→ **Directions for this task**:
Rewrite the data below, putting "table-row" wherever "student-row" occurs and keeping everything else the same.

____ Task material

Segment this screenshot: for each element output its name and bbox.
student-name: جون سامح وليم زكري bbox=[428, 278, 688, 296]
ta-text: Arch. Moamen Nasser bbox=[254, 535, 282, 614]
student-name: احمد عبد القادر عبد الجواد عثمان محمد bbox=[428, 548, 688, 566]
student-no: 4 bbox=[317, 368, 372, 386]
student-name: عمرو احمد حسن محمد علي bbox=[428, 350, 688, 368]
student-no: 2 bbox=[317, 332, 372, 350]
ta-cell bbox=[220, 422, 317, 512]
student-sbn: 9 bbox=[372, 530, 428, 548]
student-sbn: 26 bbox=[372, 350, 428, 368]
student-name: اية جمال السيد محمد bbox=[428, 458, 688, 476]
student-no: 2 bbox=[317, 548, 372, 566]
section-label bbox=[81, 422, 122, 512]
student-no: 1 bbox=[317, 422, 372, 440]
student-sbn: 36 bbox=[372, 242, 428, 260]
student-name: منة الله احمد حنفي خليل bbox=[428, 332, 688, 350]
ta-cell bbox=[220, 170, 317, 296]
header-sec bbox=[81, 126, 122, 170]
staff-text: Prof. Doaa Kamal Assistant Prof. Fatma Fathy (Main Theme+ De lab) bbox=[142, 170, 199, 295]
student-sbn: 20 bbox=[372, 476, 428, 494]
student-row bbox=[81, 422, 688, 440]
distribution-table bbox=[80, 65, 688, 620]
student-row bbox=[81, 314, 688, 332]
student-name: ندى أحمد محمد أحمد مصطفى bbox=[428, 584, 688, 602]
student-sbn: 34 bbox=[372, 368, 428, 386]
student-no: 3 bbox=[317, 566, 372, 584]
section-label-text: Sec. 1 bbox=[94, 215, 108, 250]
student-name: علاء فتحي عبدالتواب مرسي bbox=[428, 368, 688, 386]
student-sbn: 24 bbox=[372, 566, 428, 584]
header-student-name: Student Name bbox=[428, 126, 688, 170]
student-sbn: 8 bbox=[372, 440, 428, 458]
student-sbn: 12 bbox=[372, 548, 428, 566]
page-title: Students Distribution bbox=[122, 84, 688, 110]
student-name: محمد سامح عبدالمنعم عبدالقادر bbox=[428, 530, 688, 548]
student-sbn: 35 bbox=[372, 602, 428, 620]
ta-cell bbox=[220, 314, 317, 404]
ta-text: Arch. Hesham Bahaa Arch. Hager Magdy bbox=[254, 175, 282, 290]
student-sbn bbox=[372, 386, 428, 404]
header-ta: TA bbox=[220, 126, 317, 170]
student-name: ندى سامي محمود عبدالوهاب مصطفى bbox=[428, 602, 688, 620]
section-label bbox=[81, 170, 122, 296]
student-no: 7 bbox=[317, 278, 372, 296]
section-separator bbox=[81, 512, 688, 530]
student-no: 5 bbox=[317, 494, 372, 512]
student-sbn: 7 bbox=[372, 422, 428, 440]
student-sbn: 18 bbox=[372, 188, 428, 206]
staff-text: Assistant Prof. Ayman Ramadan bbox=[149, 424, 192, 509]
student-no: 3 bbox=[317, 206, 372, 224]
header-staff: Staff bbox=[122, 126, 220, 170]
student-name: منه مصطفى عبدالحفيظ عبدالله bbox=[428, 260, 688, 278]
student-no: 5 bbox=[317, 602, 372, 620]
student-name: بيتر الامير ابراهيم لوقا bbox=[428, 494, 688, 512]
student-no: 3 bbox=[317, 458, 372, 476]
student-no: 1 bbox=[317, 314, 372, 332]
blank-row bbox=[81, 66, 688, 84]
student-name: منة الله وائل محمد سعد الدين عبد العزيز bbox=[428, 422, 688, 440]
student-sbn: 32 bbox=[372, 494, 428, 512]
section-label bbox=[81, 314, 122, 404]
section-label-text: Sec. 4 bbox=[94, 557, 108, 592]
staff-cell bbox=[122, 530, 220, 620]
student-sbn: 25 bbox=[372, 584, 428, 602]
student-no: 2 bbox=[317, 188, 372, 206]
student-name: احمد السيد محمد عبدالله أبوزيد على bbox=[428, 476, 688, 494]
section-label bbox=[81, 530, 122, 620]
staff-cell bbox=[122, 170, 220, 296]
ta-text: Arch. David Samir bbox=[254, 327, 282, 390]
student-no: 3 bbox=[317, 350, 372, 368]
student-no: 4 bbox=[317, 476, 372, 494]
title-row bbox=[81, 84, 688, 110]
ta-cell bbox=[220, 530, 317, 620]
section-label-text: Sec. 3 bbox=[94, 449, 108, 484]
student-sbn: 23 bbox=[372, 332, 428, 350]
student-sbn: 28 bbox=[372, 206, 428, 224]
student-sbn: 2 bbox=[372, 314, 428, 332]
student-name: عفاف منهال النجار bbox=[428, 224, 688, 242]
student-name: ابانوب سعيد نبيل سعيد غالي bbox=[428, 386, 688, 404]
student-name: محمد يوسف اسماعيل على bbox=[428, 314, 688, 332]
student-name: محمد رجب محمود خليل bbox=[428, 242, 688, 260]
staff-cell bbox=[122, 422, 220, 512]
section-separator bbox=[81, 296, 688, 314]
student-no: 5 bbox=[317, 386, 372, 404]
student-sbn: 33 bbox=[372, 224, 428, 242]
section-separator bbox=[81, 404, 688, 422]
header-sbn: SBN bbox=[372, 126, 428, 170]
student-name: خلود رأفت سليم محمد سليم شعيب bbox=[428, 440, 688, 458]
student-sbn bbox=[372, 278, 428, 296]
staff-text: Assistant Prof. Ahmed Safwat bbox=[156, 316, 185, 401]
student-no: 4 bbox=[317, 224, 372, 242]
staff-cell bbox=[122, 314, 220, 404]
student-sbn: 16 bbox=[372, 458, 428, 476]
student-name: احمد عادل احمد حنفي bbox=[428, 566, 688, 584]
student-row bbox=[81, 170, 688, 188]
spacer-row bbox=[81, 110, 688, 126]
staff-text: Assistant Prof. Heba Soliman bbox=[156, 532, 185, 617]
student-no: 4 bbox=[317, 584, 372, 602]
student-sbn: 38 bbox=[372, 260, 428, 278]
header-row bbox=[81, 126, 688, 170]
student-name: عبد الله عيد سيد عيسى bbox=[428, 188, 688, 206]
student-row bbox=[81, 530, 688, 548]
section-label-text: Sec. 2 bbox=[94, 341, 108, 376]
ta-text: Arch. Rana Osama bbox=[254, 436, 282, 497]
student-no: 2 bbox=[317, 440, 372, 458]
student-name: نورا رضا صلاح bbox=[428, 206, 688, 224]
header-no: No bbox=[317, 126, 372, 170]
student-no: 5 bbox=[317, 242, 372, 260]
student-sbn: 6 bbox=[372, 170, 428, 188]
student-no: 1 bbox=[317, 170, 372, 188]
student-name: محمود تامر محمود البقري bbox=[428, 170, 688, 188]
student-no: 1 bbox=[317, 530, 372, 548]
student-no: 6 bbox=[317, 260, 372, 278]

________

→ **Exercise solution**:
Segment this screenshot: for each element output its name and bbox.
student-name: جون سامح وليم زكري bbox=[428, 278, 688, 296]
ta-text: Arch. Moamen Nasser bbox=[254, 535, 282, 614]
student-name: احمد عبد القادر عبد الجواد عثمان محمد bbox=[428, 548, 688, 566]
student-no: 4 bbox=[317, 368, 372, 386]
student-name: عمرو احمد حسن محمد علي bbox=[428, 350, 688, 368]
student-no: 2 bbox=[317, 332, 372, 350]
ta-cell bbox=[220, 422, 317, 512]
student-sbn: 9 bbox=[372, 530, 428, 548]
student-sbn: 26 bbox=[372, 350, 428, 368]
student-name: اية جمال السيد محمد bbox=[428, 458, 688, 476]
student-no: 2 bbox=[317, 548, 372, 566]
section-label bbox=[81, 422, 122, 512]
student-no: 1 bbox=[317, 422, 372, 440]
student-sbn: 36 bbox=[372, 242, 428, 260]
student-name: منة الله احمد حنفي خليل bbox=[428, 332, 688, 350]
ta-cell bbox=[220, 170, 317, 296]
header-sec bbox=[81, 126, 122, 170]
staff-text: Prof. Doaa Kamal Assistant Prof. Fatma Fathy (Main Theme+ De lab) bbox=[142, 170, 199, 295]
student-sbn: 20 bbox=[372, 476, 428, 494]
table-row bbox=[81, 422, 688, 440]
distribution-table bbox=[80, 65, 688, 620]
table-row bbox=[81, 314, 688, 332]
student-name: ندى أحمد محمد أحمد مصطفى bbox=[428, 584, 688, 602]
student-sbn: 34 bbox=[372, 368, 428, 386]
student-no: 3 bbox=[317, 566, 372, 584]
section-label-text: Sec. 1 bbox=[94, 215, 108, 250]
student-name: علاء فتحي عبدالتواب مرسي bbox=[428, 368, 688, 386]
student-sbn: 24 bbox=[372, 566, 428, 584]
header-student-name: Student Name bbox=[428, 126, 688, 170]
student-sbn: 8 bbox=[372, 440, 428, 458]
student-sbn: 12 bbox=[372, 548, 428, 566]
page-title: Students Distribution bbox=[122, 84, 688, 110]
student-name: محمد سامح عبدالمنعم عبدالقادر bbox=[428, 530, 688, 548]
student-sbn: 35 bbox=[372, 602, 428, 620]
ta-cell bbox=[220, 314, 317, 404]
ta-text: Arch. Hesham Bahaa Arch. Hager Magdy bbox=[254, 175, 282, 290]
student-sbn bbox=[372, 386, 428, 404]
header-ta: TA bbox=[220, 126, 317, 170]
student-name: ندى سامي محمود عبدالوهاب مصطفى bbox=[428, 602, 688, 620]
section-label bbox=[81, 170, 122, 296]
student-no: 7 bbox=[317, 278, 372, 296]
section-separator bbox=[81, 512, 688, 530]
student-no: 5 bbox=[317, 494, 372, 512]
student-sbn: 7 bbox=[372, 422, 428, 440]
student-sbn: 18 bbox=[372, 188, 428, 206]
staff-text: Assistant Prof. Ayman Ramadan bbox=[149, 424, 192, 509]
student-no: 3 bbox=[317, 206, 372, 224]
header-staff: Staff bbox=[122, 126, 220, 170]
student-name: منه مصطفى عبدالحفيظ عبدالله bbox=[428, 260, 688, 278]
student-no: 5 bbox=[317, 602, 372, 620]
student-name: بيتر الامير ابراهيم لوقا bbox=[428, 494, 688, 512]
student-no: 3 bbox=[317, 458, 372, 476]
student-no: 1 bbox=[317, 314, 372, 332]
blank-row bbox=[81, 66, 688, 84]
student-name: منة الله وائل محمد سعد الدين عبد العزيز bbox=[428, 422, 688, 440]
student-sbn: 32 bbox=[372, 494, 428, 512]
section-label bbox=[81, 314, 122, 404]
section-label-text: Sec. 4 bbox=[94, 557, 108, 592]
staff-cell bbox=[122, 530, 220, 620]
student-sbn: 25 bbox=[372, 584, 428, 602]
student-no: 2 bbox=[317, 188, 372, 206]
student-name: احمد السيد محمد عبدالله أبوزيد على bbox=[428, 476, 688, 494]
section-label bbox=[81, 530, 122, 620]
staff-cell bbox=[122, 170, 220, 296]
ta-text: Arch. David Samir bbox=[254, 327, 282, 390]
student-no: 3 bbox=[317, 350, 372, 368]
student-no: 4 bbox=[317, 476, 372, 494]
title-row bbox=[81, 84, 688, 110]
ta-cell bbox=[220, 530, 317, 620]
section-label-text: Sec. 3 bbox=[94, 449, 108, 484]
student-sbn: 23 bbox=[372, 332, 428, 350]
student-sbn: 28 bbox=[372, 206, 428, 224]
student-sbn: 2 bbox=[372, 314, 428, 332]
student-name: عفاف منهال النجار bbox=[428, 224, 688, 242]
student-name: ابانوب سعيد نبيل سعيد غالي bbox=[428, 386, 688, 404]
student-name: محمد يوسف اسماعيل على bbox=[428, 314, 688, 332]
student-name: محمد رجب محمود خليل bbox=[428, 242, 688, 260]
staff-cell bbox=[122, 422, 220, 512]
section-separator bbox=[81, 296, 688, 314]
student-no: 5 bbox=[317, 386, 372, 404]
student-sbn: 33 bbox=[372, 224, 428, 242]
section-separator bbox=[81, 404, 688, 422]
header-sbn: SBN bbox=[372, 126, 428, 170]
student-name: خلود رأفت سليم محمد سليم شعيب bbox=[428, 440, 688, 458]
student-sbn bbox=[372, 278, 428, 296]
staff-text: Assistant Prof. Ahmed Safwat bbox=[156, 316, 185, 401]
student-no: 4 bbox=[317, 224, 372, 242]
staff-cell bbox=[122, 314, 220, 404]
student-sbn: 16 bbox=[372, 458, 428, 476]
student-name: احمد عادل احمد حنفي bbox=[428, 566, 688, 584]
table-row bbox=[81, 170, 688, 188]
spacer-row bbox=[81, 110, 688, 126]
staff-text: Assistant Prof. Heba Soliman bbox=[156, 532, 185, 617]
student-no: 4 bbox=[317, 584, 372, 602]
student-sbn: 38 bbox=[372, 260, 428, 278]
header-row bbox=[81, 126, 688, 170]
student-name: عبد الله عيد سيد عيسى bbox=[428, 188, 688, 206]
table-row bbox=[81, 530, 688, 548]
section-label-text: Sec. 2 bbox=[94, 341, 108, 376]
ta-text: Arch. Rana Osama bbox=[254, 436, 282, 497]
student-no: 2 bbox=[317, 440, 372, 458]
student-name: نورا رضا صلاح bbox=[428, 206, 688, 224]
header-no: No bbox=[317, 126, 372, 170]
student-no: 5 bbox=[317, 242, 372, 260]
student-sbn: 6 bbox=[372, 170, 428, 188]
student-no: 1 bbox=[317, 170, 372, 188]
student-name: محمود تامر محمود البقري bbox=[428, 170, 688, 188]
student-no: 1 bbox=[317, 530, 372, 548]
student-no: 6 bbox=[317, 260, 372, 278]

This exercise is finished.